== Instruction ==
Type out the material below exactly.

== Material for the task ==
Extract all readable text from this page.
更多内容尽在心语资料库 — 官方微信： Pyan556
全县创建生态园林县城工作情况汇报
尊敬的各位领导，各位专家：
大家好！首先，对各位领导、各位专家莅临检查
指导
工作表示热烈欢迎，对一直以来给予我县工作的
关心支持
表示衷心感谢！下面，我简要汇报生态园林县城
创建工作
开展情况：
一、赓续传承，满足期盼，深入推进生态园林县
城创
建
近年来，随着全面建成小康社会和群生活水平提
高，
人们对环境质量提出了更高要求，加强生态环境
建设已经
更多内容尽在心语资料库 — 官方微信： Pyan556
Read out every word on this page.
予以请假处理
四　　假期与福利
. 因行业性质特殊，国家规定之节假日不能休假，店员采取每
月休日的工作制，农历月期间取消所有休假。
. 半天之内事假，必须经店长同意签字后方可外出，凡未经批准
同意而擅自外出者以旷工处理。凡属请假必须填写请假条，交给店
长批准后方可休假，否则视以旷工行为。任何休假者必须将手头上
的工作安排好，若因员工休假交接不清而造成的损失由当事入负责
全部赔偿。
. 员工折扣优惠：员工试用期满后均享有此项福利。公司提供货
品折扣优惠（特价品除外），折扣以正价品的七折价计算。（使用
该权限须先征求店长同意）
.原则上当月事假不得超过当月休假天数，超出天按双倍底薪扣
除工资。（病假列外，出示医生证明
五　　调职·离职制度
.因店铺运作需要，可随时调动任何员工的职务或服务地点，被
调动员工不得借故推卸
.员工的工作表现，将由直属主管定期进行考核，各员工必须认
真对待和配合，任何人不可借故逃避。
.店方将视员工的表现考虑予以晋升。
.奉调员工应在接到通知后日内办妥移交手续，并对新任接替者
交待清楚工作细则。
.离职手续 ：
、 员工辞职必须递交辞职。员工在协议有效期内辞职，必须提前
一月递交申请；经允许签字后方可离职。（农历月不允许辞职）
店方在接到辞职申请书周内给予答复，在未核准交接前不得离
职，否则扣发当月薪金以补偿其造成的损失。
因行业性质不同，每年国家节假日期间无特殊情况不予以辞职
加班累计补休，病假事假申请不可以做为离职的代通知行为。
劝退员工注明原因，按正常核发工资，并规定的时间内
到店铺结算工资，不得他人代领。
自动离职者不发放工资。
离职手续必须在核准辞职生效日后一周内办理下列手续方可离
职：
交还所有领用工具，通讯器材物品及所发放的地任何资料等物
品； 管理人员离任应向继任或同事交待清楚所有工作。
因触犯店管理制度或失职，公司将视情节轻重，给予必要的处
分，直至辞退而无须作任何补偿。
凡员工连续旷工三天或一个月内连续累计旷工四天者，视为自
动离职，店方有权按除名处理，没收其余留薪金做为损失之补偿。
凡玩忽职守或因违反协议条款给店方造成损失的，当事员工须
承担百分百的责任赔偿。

== The result ==
Extract all readable text from this page.
更多内容尽在心语资料库 — 官方微信： Pyan556
全县创建生态园林县城工作情况汇报
尊敬的各位领导，各位专家：
大家好！首先，对各位领导、各位专家莅临检查
指导
工作表示热烈欢迎，对一直以来给予我县工作的
关心支持
表示衷心感谢！下面，我简要汇报生态园林县城
创建工作
开展情况：
一、赓续传承，满足期盼，深入推进生态园林县
城创
建
近年来，随着全面建成小康社会和群生活水平提
高，
人们对环境质量提出了更高要求，加强生态环境
建设已经
更多内容尽在心语资料库 — 官方微信： Pyan556
Read out every word on this page.
予以请假处理
四　　假期与福利
. 因行业性质特殊，国家规定之节假日不能休假，店员采取每
月休日的工作制，农历月期间取消所有休假。
. 半天之内事假，必须经店长同意签字后方可外出，凡未经批准
同意而擅自外出者以旷工处理。凡属请假必须填写请假条，交给店
长批准后方可休假，否则视以旷工行为。任何休假者必须将手头上
的工作安排好，若因员工休假交接不清而造成的损失由当事入负责
全部赔偿。
. 员工折扣优惠：员工试用期满后均享有此项福利。公司提供货
品折扣优惠（特价品除外），折扣以正价品的七折价计算。（使用
该权限须先征求店长同意）
.原则上当月事假不得超过当月休假天数，超出天按双倍底薪扣
除工资。（病假列外，出示医生证明
五　　调职·离职制度
.因店铺运作需要，可随时调动任何员工的职务或服务地点，被
调动员工不得借故推卸
.员工的工作表现，将由直属主管定期进行考核，各员工必须认
真对待和配合，任何人不可借故逃避。
.店方将视员工的表现考虑予以晋升。
.奉调员工应在接到通知后日内办妥移交手续，并对新任接替者
交待清楚工作细则。
.离职手续 ：
、 员工辞职必须递交辞职。员工在协议有效期内辞职，必须提前
一月递交申请；经允许签字后方可离职。（农历月不允许辞职）
店方在接到辞职申请书周内给予答复，在未核准交接前不得离
职，否则扣发当月薪金以补偿其造成的损失。
因行业性质不同，每年国家节假日期间无特殊情况不予以辞职
加班累计补休，病假事假申请不可以做为离职的代通知行为。
劝退员工注明原因，按正常核发工资，并规定的时间内
到店铺结算工资，不得他人代领。
自动离职者不发放工资。
离职手续必须在核准辞职生效日后一周内办理下列手续方可离
职：
交还所有领用工具，通讯器材物品及所发放的地任何资料等物
品； 管理人员离任应向继任或同事交待清楚所有工作。
因触犯店管理制度或失职，公司将视情节轻重，给予必要的处
分，直至辞退而无须作任何补偿。
凡员工连续旷工三天或一个月内连续累计旷工四天者，视为自
动离职，店方有权按除名处理，没收其余留薪金做为损失之补偿。
凡玩忽职守或因违反协议条款给店方造成损失的，当事员工须
承担百分百的责任赔偿。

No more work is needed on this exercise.